Input data:
★ ★ ★ ★ ★ ★ ★
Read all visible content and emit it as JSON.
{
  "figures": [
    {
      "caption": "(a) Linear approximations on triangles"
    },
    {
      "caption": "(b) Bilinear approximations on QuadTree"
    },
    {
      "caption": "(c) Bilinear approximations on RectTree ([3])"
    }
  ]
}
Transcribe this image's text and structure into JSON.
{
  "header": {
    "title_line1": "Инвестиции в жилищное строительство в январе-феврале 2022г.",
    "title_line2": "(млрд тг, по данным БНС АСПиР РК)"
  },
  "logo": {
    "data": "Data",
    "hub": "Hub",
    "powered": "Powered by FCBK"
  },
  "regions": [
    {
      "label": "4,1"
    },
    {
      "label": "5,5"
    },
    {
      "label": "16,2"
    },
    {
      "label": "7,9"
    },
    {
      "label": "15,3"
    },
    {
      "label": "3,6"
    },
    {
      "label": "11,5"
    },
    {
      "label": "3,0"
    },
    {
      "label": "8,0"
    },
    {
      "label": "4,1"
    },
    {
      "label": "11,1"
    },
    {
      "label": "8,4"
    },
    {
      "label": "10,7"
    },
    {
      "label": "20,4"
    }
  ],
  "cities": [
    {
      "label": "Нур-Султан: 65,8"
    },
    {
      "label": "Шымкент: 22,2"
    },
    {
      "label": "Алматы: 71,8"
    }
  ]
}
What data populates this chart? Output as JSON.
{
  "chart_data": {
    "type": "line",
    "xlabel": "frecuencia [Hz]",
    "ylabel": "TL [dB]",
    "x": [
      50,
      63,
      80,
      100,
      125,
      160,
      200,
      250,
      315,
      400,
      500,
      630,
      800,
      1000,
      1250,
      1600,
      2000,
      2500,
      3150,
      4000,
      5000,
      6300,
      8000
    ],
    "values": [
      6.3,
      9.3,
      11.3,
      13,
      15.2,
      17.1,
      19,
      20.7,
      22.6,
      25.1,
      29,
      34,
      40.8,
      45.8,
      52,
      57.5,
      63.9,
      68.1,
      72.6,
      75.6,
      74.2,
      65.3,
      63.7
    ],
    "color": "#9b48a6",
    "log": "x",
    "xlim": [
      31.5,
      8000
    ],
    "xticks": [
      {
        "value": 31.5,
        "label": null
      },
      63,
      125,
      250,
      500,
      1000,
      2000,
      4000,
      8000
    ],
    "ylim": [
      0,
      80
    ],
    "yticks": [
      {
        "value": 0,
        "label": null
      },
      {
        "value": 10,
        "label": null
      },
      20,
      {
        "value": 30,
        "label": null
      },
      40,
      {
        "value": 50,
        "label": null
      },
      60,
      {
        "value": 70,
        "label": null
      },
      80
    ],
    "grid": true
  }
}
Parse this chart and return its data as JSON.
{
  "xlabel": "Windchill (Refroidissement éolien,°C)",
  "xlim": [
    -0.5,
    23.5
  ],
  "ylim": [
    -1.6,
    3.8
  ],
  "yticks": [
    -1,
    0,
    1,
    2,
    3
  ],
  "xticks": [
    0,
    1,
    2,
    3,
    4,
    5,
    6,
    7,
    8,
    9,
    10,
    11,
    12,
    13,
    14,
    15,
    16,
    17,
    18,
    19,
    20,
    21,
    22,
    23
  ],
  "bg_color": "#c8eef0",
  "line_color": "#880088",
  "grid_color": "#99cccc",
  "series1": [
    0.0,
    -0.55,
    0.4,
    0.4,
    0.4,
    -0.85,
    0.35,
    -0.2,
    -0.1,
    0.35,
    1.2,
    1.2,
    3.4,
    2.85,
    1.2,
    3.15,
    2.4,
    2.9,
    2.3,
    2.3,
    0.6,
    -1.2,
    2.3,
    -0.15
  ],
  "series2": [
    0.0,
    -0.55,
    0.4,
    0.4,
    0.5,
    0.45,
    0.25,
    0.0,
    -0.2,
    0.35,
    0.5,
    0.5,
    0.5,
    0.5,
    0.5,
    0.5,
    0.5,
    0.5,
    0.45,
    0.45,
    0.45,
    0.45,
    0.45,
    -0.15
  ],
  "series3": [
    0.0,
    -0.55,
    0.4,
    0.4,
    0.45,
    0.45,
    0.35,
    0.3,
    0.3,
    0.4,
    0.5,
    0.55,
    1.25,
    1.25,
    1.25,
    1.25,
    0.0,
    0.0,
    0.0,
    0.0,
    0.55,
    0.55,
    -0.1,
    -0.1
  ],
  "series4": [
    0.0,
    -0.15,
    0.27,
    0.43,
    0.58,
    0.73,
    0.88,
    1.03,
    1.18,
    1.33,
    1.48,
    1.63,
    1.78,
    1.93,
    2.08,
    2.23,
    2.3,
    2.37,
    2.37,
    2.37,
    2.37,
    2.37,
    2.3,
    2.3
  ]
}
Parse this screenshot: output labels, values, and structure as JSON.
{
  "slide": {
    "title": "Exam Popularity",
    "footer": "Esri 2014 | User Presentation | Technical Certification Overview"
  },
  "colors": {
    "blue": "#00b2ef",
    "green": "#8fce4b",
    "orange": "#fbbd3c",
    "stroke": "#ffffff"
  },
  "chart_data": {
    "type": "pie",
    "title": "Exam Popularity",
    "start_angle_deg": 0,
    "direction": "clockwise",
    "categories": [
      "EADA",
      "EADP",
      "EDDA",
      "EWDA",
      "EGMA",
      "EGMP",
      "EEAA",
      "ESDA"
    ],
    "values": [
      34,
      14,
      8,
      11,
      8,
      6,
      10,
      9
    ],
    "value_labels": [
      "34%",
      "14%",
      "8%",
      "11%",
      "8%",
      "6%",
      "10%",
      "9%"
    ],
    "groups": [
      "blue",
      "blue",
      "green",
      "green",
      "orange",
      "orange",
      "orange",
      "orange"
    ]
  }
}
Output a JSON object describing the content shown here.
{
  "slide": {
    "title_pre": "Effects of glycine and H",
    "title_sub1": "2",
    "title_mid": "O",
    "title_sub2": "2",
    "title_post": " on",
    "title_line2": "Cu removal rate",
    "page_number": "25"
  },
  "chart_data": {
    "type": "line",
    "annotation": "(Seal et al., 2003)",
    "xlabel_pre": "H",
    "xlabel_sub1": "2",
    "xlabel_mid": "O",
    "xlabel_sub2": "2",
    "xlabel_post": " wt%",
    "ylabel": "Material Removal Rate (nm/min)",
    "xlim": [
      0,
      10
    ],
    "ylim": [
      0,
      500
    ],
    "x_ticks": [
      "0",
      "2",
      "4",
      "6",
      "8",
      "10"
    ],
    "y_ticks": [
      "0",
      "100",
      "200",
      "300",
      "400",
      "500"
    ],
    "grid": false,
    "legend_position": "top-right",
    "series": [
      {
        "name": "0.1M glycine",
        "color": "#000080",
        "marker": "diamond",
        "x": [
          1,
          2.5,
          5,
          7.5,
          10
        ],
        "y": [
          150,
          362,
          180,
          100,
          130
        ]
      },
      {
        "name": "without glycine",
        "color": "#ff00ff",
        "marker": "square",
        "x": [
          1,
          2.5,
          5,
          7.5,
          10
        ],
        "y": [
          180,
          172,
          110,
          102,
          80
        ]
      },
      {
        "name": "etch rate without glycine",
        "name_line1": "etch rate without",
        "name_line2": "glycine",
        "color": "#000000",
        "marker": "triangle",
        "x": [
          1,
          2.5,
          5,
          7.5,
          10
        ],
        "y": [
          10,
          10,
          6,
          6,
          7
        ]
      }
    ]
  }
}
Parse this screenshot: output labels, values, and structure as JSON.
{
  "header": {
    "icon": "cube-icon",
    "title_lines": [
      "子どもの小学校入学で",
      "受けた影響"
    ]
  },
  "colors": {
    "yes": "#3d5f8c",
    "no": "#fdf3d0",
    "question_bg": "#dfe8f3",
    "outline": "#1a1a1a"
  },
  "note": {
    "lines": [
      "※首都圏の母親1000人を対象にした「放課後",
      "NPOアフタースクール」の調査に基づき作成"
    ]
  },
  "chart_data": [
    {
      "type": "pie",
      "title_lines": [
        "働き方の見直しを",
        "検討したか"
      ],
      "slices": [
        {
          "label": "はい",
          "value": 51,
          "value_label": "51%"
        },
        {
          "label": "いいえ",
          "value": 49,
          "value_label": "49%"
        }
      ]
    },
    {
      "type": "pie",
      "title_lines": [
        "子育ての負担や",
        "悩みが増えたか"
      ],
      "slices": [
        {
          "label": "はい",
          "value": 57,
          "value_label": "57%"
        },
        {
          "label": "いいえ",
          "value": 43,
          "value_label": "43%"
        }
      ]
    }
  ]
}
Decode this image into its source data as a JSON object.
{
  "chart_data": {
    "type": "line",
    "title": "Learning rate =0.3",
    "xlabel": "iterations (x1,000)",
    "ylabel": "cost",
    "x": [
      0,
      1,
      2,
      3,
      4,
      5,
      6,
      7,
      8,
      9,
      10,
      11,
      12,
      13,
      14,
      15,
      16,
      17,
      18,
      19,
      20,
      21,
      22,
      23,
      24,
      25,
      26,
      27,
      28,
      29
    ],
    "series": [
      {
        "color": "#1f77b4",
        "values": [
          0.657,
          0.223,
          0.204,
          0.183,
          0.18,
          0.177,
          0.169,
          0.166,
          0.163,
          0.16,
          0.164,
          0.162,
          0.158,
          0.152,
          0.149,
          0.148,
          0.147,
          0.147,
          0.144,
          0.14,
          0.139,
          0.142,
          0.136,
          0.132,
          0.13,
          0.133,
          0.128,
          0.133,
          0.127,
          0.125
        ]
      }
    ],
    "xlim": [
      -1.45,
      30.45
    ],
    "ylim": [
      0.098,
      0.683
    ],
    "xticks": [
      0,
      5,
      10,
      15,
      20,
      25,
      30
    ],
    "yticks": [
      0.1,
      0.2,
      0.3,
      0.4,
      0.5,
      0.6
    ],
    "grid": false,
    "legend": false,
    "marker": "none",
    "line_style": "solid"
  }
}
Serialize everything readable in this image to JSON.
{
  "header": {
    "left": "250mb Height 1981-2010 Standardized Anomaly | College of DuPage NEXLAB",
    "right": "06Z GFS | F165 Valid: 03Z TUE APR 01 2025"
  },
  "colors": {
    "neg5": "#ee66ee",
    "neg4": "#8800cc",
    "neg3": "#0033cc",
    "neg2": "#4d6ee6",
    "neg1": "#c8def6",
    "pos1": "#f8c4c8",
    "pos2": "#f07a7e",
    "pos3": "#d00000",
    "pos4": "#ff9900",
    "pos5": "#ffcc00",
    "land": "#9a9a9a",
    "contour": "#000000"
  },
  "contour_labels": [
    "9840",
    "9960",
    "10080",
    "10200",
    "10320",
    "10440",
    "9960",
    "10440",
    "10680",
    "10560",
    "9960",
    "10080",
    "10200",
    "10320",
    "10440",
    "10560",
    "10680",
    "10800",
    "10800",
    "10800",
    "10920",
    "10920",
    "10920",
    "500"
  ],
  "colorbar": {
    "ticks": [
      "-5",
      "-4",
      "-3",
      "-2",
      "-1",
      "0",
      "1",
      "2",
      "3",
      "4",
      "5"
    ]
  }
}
★ ★ ★ ★ ★ ★ ★
Task prompt: Check each line of the records for "caption" and copy the ones that contain it.

Worked solution:
      "caption": "(a) Linear approximations on triangles"
      "caption": "(b) Bilinear approximations on QuadTree"
      "caption": "(c) Bilinear approximations on RectTree ([3])"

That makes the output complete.